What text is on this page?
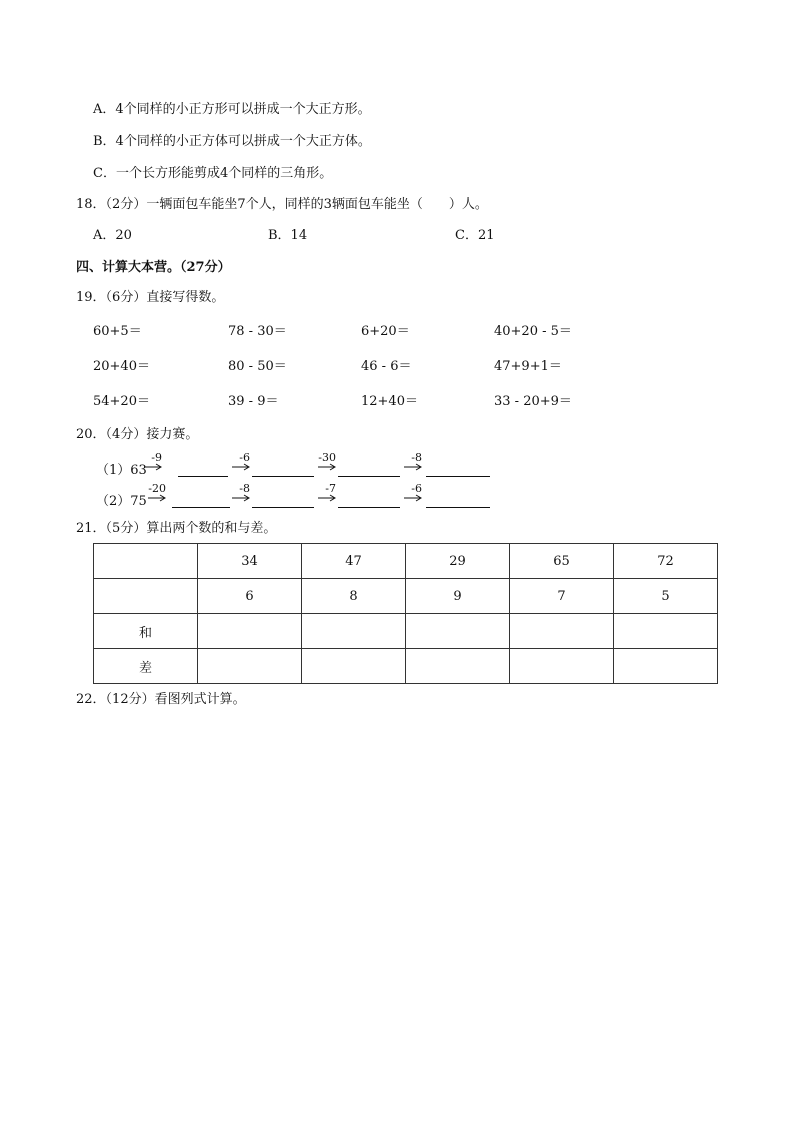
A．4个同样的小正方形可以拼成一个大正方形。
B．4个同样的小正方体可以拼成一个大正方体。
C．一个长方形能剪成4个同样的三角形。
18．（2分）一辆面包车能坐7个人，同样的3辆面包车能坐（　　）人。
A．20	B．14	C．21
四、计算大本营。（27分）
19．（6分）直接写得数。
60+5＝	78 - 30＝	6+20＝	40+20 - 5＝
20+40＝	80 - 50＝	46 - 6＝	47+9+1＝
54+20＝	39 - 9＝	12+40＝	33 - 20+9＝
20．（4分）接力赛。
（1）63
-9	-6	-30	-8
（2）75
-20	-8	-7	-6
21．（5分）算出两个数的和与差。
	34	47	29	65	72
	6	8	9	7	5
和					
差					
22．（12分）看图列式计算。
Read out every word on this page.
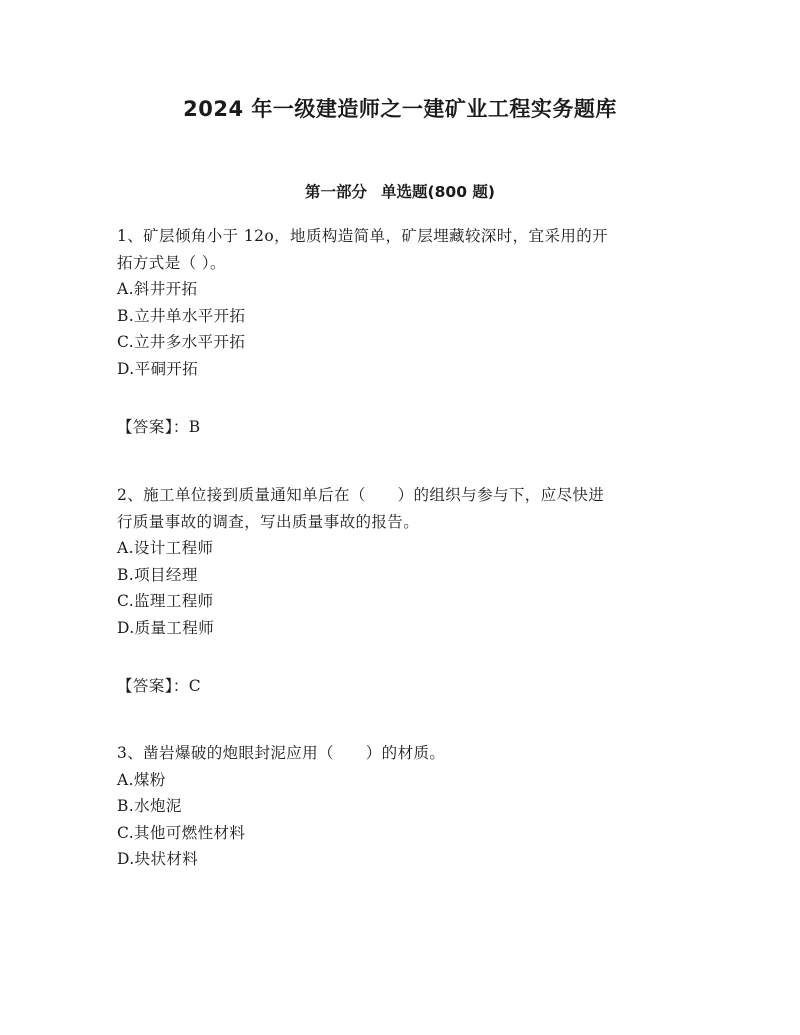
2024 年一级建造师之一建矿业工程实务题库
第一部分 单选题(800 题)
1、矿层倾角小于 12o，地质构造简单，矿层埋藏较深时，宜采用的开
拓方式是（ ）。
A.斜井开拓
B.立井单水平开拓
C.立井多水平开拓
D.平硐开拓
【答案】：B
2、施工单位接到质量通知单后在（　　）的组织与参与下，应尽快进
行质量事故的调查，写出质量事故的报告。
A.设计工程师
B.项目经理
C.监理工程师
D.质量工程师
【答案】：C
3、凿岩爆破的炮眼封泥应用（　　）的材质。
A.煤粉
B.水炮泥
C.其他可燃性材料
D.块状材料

+ + + + +

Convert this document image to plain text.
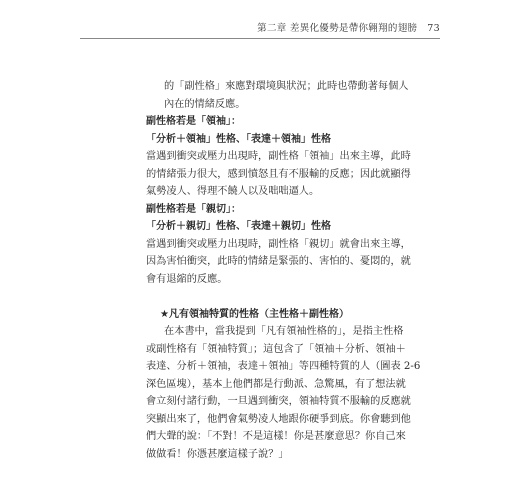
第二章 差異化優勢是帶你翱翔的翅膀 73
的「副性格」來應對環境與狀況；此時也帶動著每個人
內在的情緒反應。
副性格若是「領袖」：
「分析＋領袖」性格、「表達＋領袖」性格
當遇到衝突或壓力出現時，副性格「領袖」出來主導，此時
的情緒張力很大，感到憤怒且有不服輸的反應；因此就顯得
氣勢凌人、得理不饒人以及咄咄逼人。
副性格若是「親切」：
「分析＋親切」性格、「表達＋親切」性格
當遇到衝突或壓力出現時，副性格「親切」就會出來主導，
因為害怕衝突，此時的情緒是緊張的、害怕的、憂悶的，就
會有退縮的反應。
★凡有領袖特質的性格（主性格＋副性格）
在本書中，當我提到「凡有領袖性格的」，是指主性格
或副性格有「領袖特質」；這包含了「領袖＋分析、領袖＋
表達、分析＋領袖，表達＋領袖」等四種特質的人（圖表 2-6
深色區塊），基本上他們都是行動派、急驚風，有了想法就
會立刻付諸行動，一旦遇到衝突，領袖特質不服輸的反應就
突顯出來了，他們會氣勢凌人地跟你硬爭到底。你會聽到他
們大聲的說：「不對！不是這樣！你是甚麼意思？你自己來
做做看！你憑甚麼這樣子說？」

+ + + + +

* EXERCISE INSTRUCTIONS
Your task is to collect every line above that contains the word "this".

* OUTPUT
What text is on this page?
Read out every word on this page.
Convert this document image to plain text.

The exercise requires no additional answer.